→ The exercise:
From the entries below, extract every line that includes the word "Convert".

--- Start Supplied material ---

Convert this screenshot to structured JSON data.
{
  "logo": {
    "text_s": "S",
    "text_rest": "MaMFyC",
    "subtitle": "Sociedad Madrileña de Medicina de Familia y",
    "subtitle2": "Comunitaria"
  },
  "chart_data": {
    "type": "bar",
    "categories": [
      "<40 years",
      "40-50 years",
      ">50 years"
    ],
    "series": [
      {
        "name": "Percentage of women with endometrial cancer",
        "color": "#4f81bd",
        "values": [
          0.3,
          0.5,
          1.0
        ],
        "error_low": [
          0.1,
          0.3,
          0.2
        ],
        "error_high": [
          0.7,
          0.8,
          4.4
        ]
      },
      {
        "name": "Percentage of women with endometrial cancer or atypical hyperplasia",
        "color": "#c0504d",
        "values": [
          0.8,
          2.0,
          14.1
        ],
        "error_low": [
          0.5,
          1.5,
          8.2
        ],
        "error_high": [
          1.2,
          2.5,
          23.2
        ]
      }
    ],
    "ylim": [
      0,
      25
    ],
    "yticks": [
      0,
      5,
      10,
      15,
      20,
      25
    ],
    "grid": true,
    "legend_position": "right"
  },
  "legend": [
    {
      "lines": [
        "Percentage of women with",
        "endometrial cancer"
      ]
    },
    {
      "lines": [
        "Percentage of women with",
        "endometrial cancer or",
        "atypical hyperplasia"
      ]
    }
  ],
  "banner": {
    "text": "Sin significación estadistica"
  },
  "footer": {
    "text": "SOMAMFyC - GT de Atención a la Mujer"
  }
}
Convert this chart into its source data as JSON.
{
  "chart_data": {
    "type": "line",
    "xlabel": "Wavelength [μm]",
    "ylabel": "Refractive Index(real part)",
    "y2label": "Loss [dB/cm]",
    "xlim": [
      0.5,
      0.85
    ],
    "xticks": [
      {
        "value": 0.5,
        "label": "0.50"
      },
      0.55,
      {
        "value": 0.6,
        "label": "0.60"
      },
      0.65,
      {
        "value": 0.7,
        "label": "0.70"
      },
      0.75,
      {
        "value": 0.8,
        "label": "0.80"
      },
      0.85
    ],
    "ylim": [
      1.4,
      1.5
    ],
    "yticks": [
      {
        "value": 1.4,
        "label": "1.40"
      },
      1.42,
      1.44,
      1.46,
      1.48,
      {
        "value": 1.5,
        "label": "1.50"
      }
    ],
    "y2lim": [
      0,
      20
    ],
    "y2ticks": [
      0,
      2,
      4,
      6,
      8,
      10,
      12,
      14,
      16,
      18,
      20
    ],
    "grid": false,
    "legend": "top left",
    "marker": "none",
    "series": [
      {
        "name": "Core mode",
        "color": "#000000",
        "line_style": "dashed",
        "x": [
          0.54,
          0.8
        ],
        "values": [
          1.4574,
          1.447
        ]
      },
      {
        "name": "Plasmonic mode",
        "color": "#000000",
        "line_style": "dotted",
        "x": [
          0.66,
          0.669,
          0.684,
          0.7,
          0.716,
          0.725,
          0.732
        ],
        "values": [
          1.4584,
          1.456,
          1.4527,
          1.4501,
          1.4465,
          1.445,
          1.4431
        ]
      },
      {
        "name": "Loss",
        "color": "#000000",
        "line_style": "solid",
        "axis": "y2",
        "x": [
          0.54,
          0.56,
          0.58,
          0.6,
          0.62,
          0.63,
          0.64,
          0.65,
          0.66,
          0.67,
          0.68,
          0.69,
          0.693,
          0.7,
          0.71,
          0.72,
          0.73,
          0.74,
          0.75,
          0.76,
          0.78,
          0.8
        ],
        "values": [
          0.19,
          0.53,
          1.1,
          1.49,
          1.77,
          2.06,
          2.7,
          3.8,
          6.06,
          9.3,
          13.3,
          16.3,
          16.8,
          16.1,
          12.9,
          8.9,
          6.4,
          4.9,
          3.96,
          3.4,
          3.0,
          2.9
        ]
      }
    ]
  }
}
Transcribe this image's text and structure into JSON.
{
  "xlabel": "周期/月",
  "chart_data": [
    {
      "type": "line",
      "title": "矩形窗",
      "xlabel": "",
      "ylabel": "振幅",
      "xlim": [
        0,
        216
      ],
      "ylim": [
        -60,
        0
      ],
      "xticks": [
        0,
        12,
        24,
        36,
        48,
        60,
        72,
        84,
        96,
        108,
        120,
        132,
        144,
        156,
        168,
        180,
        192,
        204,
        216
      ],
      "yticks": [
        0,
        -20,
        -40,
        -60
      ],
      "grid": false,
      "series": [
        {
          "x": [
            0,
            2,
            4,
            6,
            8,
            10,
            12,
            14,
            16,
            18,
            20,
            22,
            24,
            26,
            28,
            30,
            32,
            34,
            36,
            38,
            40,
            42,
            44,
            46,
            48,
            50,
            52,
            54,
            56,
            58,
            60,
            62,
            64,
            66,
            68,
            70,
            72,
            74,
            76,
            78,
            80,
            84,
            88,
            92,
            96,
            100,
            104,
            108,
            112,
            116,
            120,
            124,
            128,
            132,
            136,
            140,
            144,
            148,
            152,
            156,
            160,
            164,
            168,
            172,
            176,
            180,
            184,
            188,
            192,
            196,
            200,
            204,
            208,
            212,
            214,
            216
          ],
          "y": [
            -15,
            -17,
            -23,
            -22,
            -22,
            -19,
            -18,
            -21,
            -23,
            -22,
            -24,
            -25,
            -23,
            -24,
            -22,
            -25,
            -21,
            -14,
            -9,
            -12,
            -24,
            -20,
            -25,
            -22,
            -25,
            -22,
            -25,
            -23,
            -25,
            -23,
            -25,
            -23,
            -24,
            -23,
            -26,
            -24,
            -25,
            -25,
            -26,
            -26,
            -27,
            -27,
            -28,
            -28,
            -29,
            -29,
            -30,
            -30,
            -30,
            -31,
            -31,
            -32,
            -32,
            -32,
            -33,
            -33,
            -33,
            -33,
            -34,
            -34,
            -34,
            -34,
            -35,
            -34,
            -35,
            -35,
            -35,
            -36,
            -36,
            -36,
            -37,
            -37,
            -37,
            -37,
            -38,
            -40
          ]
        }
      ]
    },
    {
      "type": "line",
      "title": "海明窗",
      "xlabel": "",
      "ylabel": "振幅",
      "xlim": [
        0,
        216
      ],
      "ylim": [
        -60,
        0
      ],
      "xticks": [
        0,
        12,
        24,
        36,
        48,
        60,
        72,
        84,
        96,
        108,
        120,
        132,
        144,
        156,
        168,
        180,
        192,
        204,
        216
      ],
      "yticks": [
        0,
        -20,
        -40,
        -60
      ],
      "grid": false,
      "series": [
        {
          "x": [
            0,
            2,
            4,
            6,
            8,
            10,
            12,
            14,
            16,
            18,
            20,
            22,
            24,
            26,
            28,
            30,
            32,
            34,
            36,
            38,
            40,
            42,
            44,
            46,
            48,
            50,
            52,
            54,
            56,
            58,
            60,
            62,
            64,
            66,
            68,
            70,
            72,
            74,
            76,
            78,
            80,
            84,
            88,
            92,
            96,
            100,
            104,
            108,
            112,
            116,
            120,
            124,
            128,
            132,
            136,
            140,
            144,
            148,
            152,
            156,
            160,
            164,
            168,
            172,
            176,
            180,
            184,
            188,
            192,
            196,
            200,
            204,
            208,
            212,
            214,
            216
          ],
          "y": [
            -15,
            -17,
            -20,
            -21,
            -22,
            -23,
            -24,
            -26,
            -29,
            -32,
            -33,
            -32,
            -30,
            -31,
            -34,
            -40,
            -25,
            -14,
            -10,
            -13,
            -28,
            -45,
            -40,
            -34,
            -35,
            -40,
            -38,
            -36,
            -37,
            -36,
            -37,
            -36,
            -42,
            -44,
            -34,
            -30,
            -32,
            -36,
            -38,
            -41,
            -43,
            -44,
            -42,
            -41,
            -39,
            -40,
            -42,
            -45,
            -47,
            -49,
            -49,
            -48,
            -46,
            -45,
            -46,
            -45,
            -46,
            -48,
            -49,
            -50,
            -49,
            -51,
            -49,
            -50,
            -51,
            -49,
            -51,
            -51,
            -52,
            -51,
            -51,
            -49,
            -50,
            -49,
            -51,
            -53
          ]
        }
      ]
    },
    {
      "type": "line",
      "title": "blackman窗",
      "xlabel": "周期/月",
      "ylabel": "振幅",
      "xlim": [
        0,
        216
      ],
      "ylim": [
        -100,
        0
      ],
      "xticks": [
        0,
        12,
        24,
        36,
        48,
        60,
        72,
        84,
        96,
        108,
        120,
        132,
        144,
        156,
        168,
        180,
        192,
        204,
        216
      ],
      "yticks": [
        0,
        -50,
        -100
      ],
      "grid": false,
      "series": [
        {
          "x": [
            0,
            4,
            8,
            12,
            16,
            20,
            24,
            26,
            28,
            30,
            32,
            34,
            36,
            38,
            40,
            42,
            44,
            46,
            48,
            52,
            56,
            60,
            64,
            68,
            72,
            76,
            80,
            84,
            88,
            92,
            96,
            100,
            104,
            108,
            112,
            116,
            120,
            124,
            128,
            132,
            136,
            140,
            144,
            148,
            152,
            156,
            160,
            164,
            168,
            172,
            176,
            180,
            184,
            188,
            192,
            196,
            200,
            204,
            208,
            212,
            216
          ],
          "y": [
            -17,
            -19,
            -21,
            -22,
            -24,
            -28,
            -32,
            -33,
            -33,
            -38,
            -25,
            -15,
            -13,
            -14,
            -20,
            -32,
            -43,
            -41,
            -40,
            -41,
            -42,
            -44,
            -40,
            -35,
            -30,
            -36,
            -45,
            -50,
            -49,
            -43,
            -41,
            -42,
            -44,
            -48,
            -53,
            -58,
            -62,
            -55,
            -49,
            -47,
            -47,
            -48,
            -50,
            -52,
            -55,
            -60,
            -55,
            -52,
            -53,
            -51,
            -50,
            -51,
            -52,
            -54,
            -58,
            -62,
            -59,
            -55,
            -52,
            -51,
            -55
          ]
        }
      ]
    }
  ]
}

--- End Supplied material ---

→ Complete output:
Convert this screenshot to structured JSON data.
Convert this chart into its source data as JSON.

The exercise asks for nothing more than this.